→ **Instructions for the task**: Return every line of the records below verbatim, with no pictures in the copy.
= = = =
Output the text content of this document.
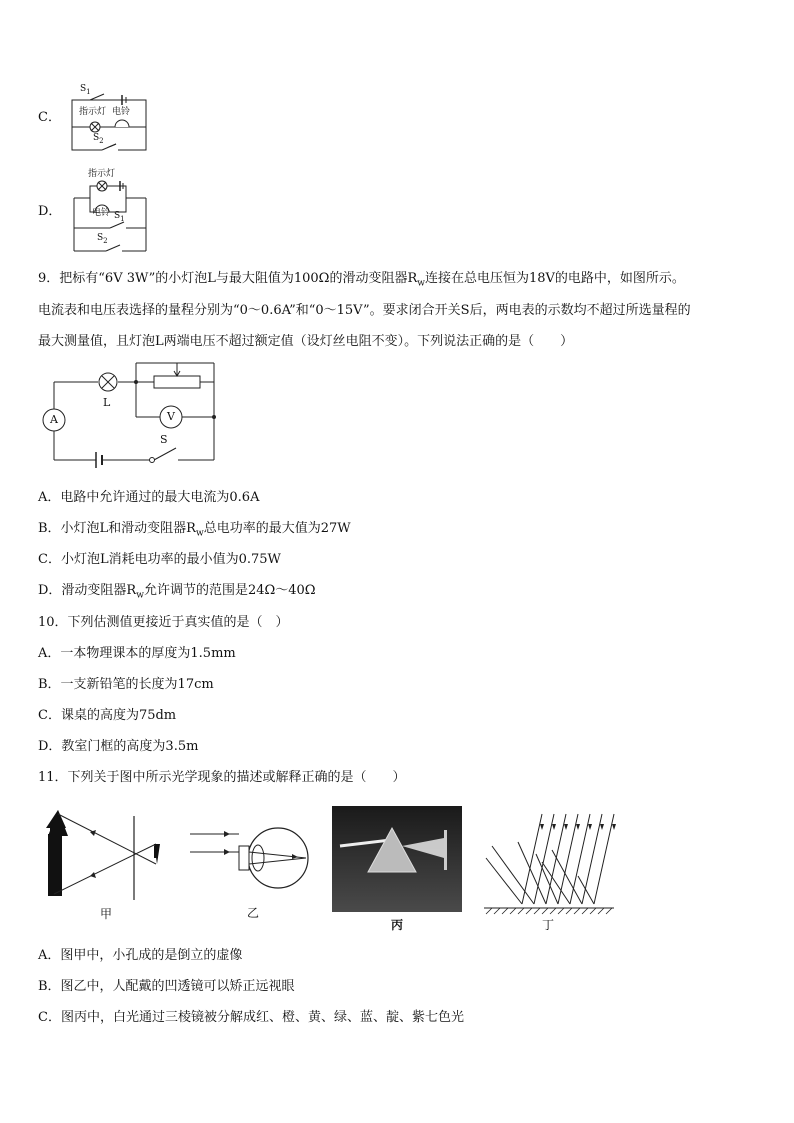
C．
$S_1$
指示灯 电铃
$S_2$
D．
指示灯
电铃 $S_1$
$S_2$
9．把标有“6V 3W”的小灯泡L与最大阻值为100Ω的滑动变阻器$R_w$连接在总电压恒为18V的电路中，如图所示。
电流表和电压表选择的量程分别为“0～0.6A”和“0～15V”。要求闭合开关S后，两电表的示数均不超过所选量程的
最大测量值，且灯泡L两端电压不超过额定值（设灯丝电阻不变）。下列说法正确的是（　　）
A	V
L
S
A．电路中允许通过的最大电流为0.6A
B．小灯泡L和滑动变阻器$R_w$总电功率的最大值为27W
C．小灯泡L消耗电功率的最小值为0.75W
D．滑动变阻器$R_w$允许调节的范围是24Ω～40Ω
10．下列估测值更接近于真实值的是（　）
A．一本物理课本的厚度为1.5mm
B．一支新铅笔的长度为17cm
C．课桌的高度为75dm
D．教室门框的高度为3.5m
11．下列关于图中所示光学现象的描述或解释正确的是（　　）
甲	乙
丙	丁
A．图甲中，小孔成的是倒立的虚像
B．图乙中，人配戴的凹透镜可以矫正远视眼
C．图丙中，白光通过三棱镜被分解成红、橙、黄、绿、蓝、靛、紫七色光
= = = =
→ **Result**:
Output the text content of this document.
C．
$S_1$
指示灯 电铃
$S_2$
D．
指示灯
电铃 $S_1$
$S_2$
9．把标有“6V 3W”的小灯泡L与最大阻值为100Ω的滑动变阻器$R_w$连接在总电压恒为18V的电路中，如图所示。
电流表和电压表选择的量程分别为“0～0.6A”和“0～15V”。要求闭合开关S后，两电表的示数均不超过所选量程的
最大测量值，且灯泡L两端电压不超过额定值（设灯丝电阻不变）。下列说法正确的是（　　）
A	V
L
S
A．电路中允许通过的最大电流为0.6A
B．小灯泡L和滑动变阻器$R_w$总电功率的最大值为27W
C．小灯泡L消耗电功率的最小值为0.75W
D．滑动变阻器$R_w$允许调节的范围是24Ω～40Ω
10．下列估测值更接近于真实值的是（　）
A．一本物理课本的厚度为1.5mm
B．一支新铅笔的长度为17cm
C．课桌的高度为75dm
D．教室门框的高度为3.5m
11．下列关于图中所示光学现象的描述或解释正确的是（　　）
甲	乙
丙	丁
A．图甲中，小孔成的是倒立的虚像
B．图乙中，人配戴的凹透镜可以矫正远视眼
C．图丙中，白光通过三棱镜被分解成红、橙、黄、绿、蓝、靛、紫七色光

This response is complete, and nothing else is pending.